- DO THIS
Repeat each record below exactly, dropping the pictures.

— Start of ENTRIES SUPPLIED —

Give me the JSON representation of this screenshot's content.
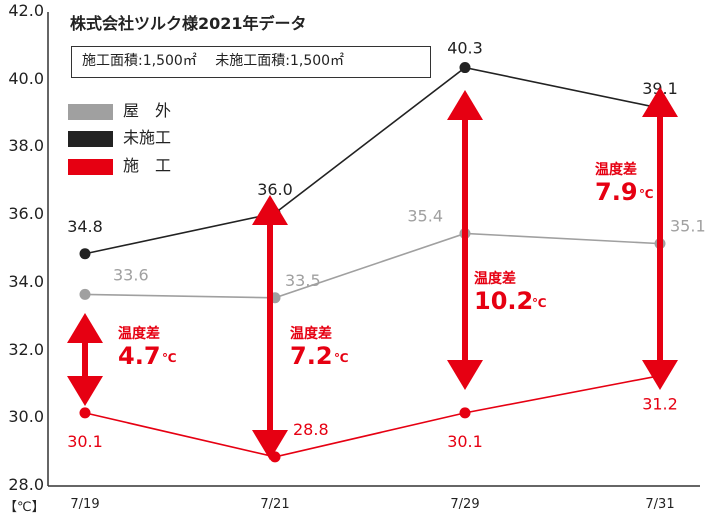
{
  "chart_data": {
    "type": "line",
    "title": "株式会社ツルク様2021年データ",
    "subtitle": "施工面積:1,500㎡　未施工面積:1,500㎡",
    "area_note": {
      "construction": "施工面積:1,500㎡",
      "unconstructed": "未施工面積:1,500㎡"
    },
    "categories": [
      "7/19",
      "7/21",
      "7/29",
      "7/31"
    ],
    "ylabel": "【℃】",
    "ylim": [
      28.0,
      42.0
    ],
    "yticks": [
      "28.0",
      "30.0",
      "32.0",
      "34.0",
      "36.0",
      "38.0",
      "40.0",
      "42.0"
    ],
    "grid": false,
    "legend_position": "top-left",
    "series": [
      {
        "name": "屋　外",
        "values": [
          33.6,
          33.5,
          35.4,
          35.1
        ],
        "labels": [
          "33.6",
          "33.5",
          "35.4",
          "35.1"
        ],
        "color": "#a0a0a0"
      },
      {
        "name": "未施工",
        "values": [
          34.8,
          36.0,
          40.3,
          39.1
        ],
        "labels": [
          "34.8",
          "36.0",
          "40.3",
          "39.1"
        ],
        "color": "#222222"
      },
      {
        "name": "施　工",
        "values": [
          30.1,
          28.8,
          30.1,
          31.2
        ],
        "labels": [
          "30.1",
          "28.8",
          "30.1",
          "31.2"
        ],
        "color": "#e60012"
      }
    ],
    "differences": [
      {
        "category": "7/19",
        "label": "温度差",
        "value": "4.7",
        "unit": "℃"
      },
      {
        "category": "7/21",
        "label": "温度差",
        "value": "7.2",
        "unit": "℃"
      },
      {
        "category": "7/29",
        "label": "温度差",
        "value": "10.2",
        "unit": "℃"
      },
      {
        "category": "7/31",
        "label": "温度差",
        "value": "7.9",
        "unit": "℃"
      }
    ],
    "accent_color": "#e60012"
  }
}
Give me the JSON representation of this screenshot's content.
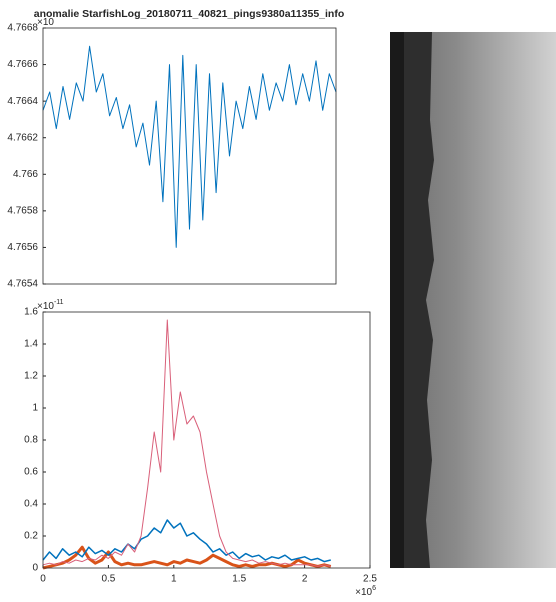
{
  "chart_data": [
    {
      "type": "line",
      "title": "anomalie StarfishLog_20180711_40821_pings9380a11355_info",
      "y_multiplier": {
        "base": "×10"
      },
      "x": [
        0,
        0.05,
        0.1,
        0.15,
        0.2,
        0.25,
        0.3,
        0.35,
        0.4,
        0.45,
        0.5,
        0.55,
        0.6,
        0.65,
        0.7,
        0.75,
        0.8,
        0.85,
        0.9,
        0.95,
        1,
        1.05,
        1.1,
        1.15,
        1.2,
        1.25,
        1.3,
        1.35,
        1.4,
        1.45,
        1.5,
        1.55,
        1.6,
        1.65,
        1.7,
        1.75,
        1.8,
        1.85,
        1.9,
        1.95,
        2,
        2.05,
        2.1,
        2.15,
        2.2
      ],
      "series": [
        {
          "color": "#0072bd",
          "values": [
            4.76635,
            4.76645,
            4.76625,
            4.76648,
            4.7663,
            4.7665,
            4.7664,
            4.7667,
            4.76645,
            4.76655,
            4.76632,
            4.76642,
            4.76625,
            4.76638,
            4.76615,
            4.76628,
            4.76605,
            4.7664,
            4.76585,
            4.7666,
            4.7656,
            4.76665,
            4.7657,
            4.7666,
            4.76575,
            4.76655,
            4.7659,
            4.7665,
            4.7661,
            4.7664,
            4.76625,
            4.76648,
            4.7663,
            4.76655,
            4.76635,
            4.7665,
            4.7664,
            4.7666,
            4.76638,
            4.76655,
            4.7664,
            4.76662,
            4.76635,
            4.76655,
            4.76645
          ]
        }
      ],
      "xlim": [
        0,
        2.2
      ],
      "ylim": [
        4.7654,
        4.7668
      ],
      "yticks": [
        4.7654,
        4.7656,
        4.7658,
        4.766,
        4.7662,
        4.7664,
        4.7666,
        4.7668
      ]
    },
    {
      "type": "line",
      "y_multiplier": {
        "base": "×10",
        "exponent": "-11"
      },
      "x_multiplier": {
        "base": "×10",
        "exponent": "6"
      },
      "x": [
        0,
        0.05,
        0.1,
        0.15,
        0.2,
        0.25,
        0.3,
        0.35,
        0.4,
        0.45,
        0.5,
        0.55,
        0.6,
        0.65,
        0.7,
        0.75,
        0.8,
        0.85,
        0.9,
        0.95,
        1,
        1.05,
        1.1,
        1.15,
        1.2,
        1.25,
        1.3,
        1.35,
        1.4,
        1.45,
        1.5,
        1.55,
        1.6,
        1.65,
        1.7,
        1.75,
        1.8,
        1.85,
        1.9,
        1.95,
        2,
        2.05,
        2.1,
        2.15,
        2.2
      ],
      "series": [
        {
          "color": "#d95319",
          "width": 3,
          "values": [
            0,
            0.01,
            0.02,
            0.03,
            0.05,
            0.08,
            0.13,
            0.06,
            0.03,
            0.05,
            0.1,
            0.04,
            0.02,
            0.03,
            0.02,
            0.02,
            0.03,
            0.04,
            0.03,
            0.02,
            0.04,
            0.03,
            0.05,
            0.04,
            0.03,
            0.05,
            0.08,
            0.06,
            0.04,
            0.02,
            0.01,
            0.02,
            0.01,
            0.02,
            0.02,
            0.03,
            0.02,
            0.01,
            0.02,
            0.05,
            0.03,
            0.02,
            0.01,
            0.02,
            0.01
          ]
        },
        {
          "color": "#0072bd",
          "width": 1.5,
          "values": [
            0.05,
            0.1,
            0.06,
            0.12,
            0.08,
            0.1,
            0.07,
            0.13,
            0.09,
            0.11,
            0.08,
            0.12,
            0.1,
            0.15,
            0.12,
            0.18,
            0.2,
            0.25,
            0.22,
            0.3,
            0.25,
            0.28,
            0.2,
            0.22,
            0.18,
            0.15,
            0.1,
            0.12,
            0.08,
            0.1,
            0.06,
            0.09,
            0.07,
            0.08,
            0.05,
            0.07,
            0.06,
            0.08,
            0.05,
            0.06,
            0.07,
            0.05,
            0.06,
            0.04,
            0.05
          ]
        },
        {
          "color": "#d9607a",
          "width": 1,
          "values": [
            0.02,
            0.03,
            0.02,
            0.04,
            0.03,
            0.05,
            0.04,
            0.06,
            0.05,
            0.08,
            0.06,
            0.1,
            0.08,
            0.15,
            0.1,
            0.2,
            0.5,
            0.85,
            0.6,
            1.55,
            0.8,
            1.1,
            0.9,
            0.95,
            0.85,
            0.6,
            0.4,
            0.2,
            0.1,
            0.06,
            0.05,
            0.04,
            0.05,
            0.03,
            0.04,
            0.03,
            0.02,
            0.03,
            0.02,
            0.02,
            0.02,
            0.02,
            0.01,
            0.02,
            0.01
          ]
        }
      ],
      "xlim": [
        0,
        2.5
      ],
      "xticks": [
        0,
        0.5,
        1,
        1.5,
        2,
        2.5
      ],
      "ylim": [
        0,
        1.6
      ],
      "yticks": [
        0,
        0.2,
        0.4,
        0.6,
        0.8,
        1,
        1.2,
        1.4,
        1.6
      ]
    }
  ]
}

— End of ENTRIES SUPPLIED —

- WRITTEN REPLY
Give me the JSON representation of this screenshot's content.
{
  "chart_data": {
    "type": "line",
    "title": "株式会社ツルク様2021年データ",
    "subtitle": "施工面積:1,500㎡　未施工面積:1,500㎡",
    "area_note": {
      "construction": "施工面積:1,500㎡",
      "unconstructed": "未施工面積:1,500㎡"
    },
    "categories": [
      "7/19",
      "7/21",
      "7/29",
      "7/31"
    ],
    "ylabel": "【℃】",
    "ylim": [
      28.0,
      42.0
    ],
    "yticks": [
      "28.0",
      "30.0",
      "32.0",
      "34.0",
      "36.0",
      "38.0",
      "40.0",
      "42.0"
    ],
    "grid": false,
    "legend_position": "top-left",
    "series": [
      {
        "name": "屋　外",
        "values": [
          33.6,
          33.5,
          35.4,
          35.1
        ],
        "labels": [
          "33.6",
          "33.5",
          "35.4",
          "35.1"
        ],
        "color": "#a0a0a0"
      },
      {
        "name": "未施工",
        "values": [
          34.8,
          36.0,
          40.3,
          39.1
        ],
        "labels": [
          "34.8",
          "36.0",
          "40.3",
          "39.1"
        ],
        "color": "#222222"
      },
      {
        "name": "施　工",
        "values": [
          30.1,
          28.8,
          30.1,
          31.2
        ],
        "labels": [
          "30.1",
          "28.8",
          "30.1",
          "31.2"
        ],
        "color": "#e60012"
      }
    ],
    "differences": [
      {
        "category": "7/19",
        "label": "温度差",
        "value": "4.7",
        "unit": "℃"
      },
      {
        "category": "7/21",
        "label": "温度差",
        "value": "7.2",
        "unit": "℃"
      },
      {
        "category": "7/29",
        "label": "温度差",
        "value": "10.2",
        "unit": "℃"
      },
      {
        "category": "7/31",
        "label": "温度差",
        "value": "7.9",
        "unit": "℃"
      }
    ],
    "accent_color": "#e60012"
  }
}
Give me the JSON representation of this screenshot's content.
{
  "chart_data": [
    {
      "type": "line",
      "title": "anomalie StarfishLog_20180711_40821_pings9380a11355_info",
      "y_multiplier": {
        "base": "×10"
      },
      "x": [
        0,
        0.05,
        0.1,
        0.15,
        0.2,
        0.25,
        0.3,
        0.35,
        0.4,
        0.45,
        0.5,
        0.55,
        0.6,
        0.65,
        0.7,
        0.75,
        0.8,
        0.85,
        0.9,
        0.95,
        1,
        1.05,
        1.1,
        1.15,
        1.2,
        1.25,
        1.3,
        1.35,
        1.4,
        1.45,
        1.5,
        1.55,
        1.6,
        1.65,
        1.7,
        1.75,
        1.8,
        1.85,
        1.9,
        1.95,
        2,
        2.05,
        2.1,
        2.15,
        2.2
      ],
      "series": [
        {
          "color": "#0072bd",
          "values": [
            4.76635,
            4.76645,
            4.76625,
            4.76648,
            4.7663,
            4.7665,
            4.7664,
            4.7667,
            4.76645,
            4.76655,
            4.76632,
            4.76642,
            4.76625,
            4.76638,
            4.76615,
            4.76628,
            4.76605,
            4.7664,
            4.76585,
            4.7666,
            4.7656,
            4.76665,
            4.7657,
            4.7666,
            4.76575,
            4.76655,
            4.7659,
            4.7665,
            4.7661,
            4.7664,
            4.76625,
            4.76648,
            4.7663,
            4.76655,
            4.76635,
            4.7665,
            4.7664,
            4.7666,
            4.76638,
            4.76655,
            4.7664,
            4.76662,
            4.76635,
            4.76655,
            4.76645
          ]
        }
      ],
      "xlim": [
        0,
        2.2
      ],
      "ylim": [
        4.7654,
        4.7668
      ],
      "yticks": [
        4.7654,
        4.7656,
        4.7658,
        4.766,
        4.7662,
        4.7664,
        4.7666,
        4.7668
      ]
    },
    {
      "type": "line",
      "y_multiplier": {
        "base": "×10",
        "exponent": "-11"
      },
      "x_multiplier": {
        "base": "×10",
        "exponent": "6"
      },
      "x": [
        0,
        0.05,
        0.1,
        0.15,
        0.2,
        0.25,
        0.3,
        0.35,
        0.4,
        0.45,
        0.5,
        0.55,
        0.6,
        0.65,
        0.7,
        0.75,
        0.8,
        0.85,
        0.9,
        0.95,
        1,
        1.05,
        1.1,
        1.15,
        1.2,
        1.25,
        1.3,
        1.35,
        1.4,
        1.45,
        1.5,
        1.55,
        1.6,
        1.65,
        1.7,
        1.75,
        1.8,
        1.85,
        1.9,
        1.95,
        2,
        2.05,
        2.1,
        2.15,
        2.2
      ],
      "series": [
        {
          "color": "#d95319",
          "width": 3,
          "values": [
            0,
            0.01,
            0.02,
            0.03,
            0.05,
            0.08,
            0.13,
            0.06,
            0.03,
            0.05,
            0.1,
            0.04,
            0.02,
            0.03,
            0.02,
            0.02,
            0.03,
            0.04,
            0.03,
            0.02,
            0.04,
            0.03,
            0.05,
            0.04,
            0.03,
            0.05,
            0.08,
            0.06,
            0.04,
            0.02,
            0.01,
            0.02,
            0.01,
            0.02,
            0.02,
            0.03,
            0.02,
            0.01,
            0.02,
            0.05,
            0.03,
            0.02,
            0.01,
            0.02,
            0.01
          ]
        },
        {
          "color": "#0072bd",
          "width": 1.5,
          "values": [
            0.05,
            0.1,
            0.06,
            0.12,
            0.08,
            0.1,
            0.07,
            0.13,
            0.09,
            0.11,
            0.08,
            0.12,
            0.1,
            0.15,
            0.12,
            0.18,
            0.2,
            0.25,
            0.22,
            0.3,
            0.25,
            0.28,
            0.2,
            0.22,
            0.18,
            0.15,
            0.1,
            0.12,
            0.08,
            0.1,
            0.06,
            0.09,
            0.07,
            0.08,
            0.05,
            0.07,
            0.06,
            0.08,
            0.05,
            0.06,
            0.07,
            0.05,
            0.06,
            0.04,
            0.05
          ]
        },
        {
          "color": "#d9607a",
          "width": 1,
          "values": [
            0.02,
            0.03,
            0.02,
            0.04,
            0.03,
            0.05,
            0.04,
            0.06,
            0.05,
            0.08,
            0.06,
            0.1,
            0.08,
            0.15,
            0.1,
            0.2,
            0.5,
            0.85,
            0.6,
            1.55,
            0.8,
            1.1,
            0.9,
            0.95,
            0.85,
            0.6,
            0.4,
            0.2,
            0.1,
            0.06,
            0.05,
            0.04,
            0.05,
            0.03,
            0.04,
            0.03,
            0.02,
            0.03,
            0.02,
            0.02,
            0.02,
            0.02,
            0.01,
            0.02,
            0.01
          ]
        }
      ],
      "xlim": [
        0,
        2.5
      ],
      "xticks": [
        0,
        0.5,
        1,
        1.5,
        2,
        2.5
      ],
      "ylim": [
        0,
        1.6
      ],
      "yticks": [
        0,
        0.2,
        0.4,
        0.6,
        0.8,
        1,
        1.2,
        1.4,
        1.6
      ]
    }
  ]
}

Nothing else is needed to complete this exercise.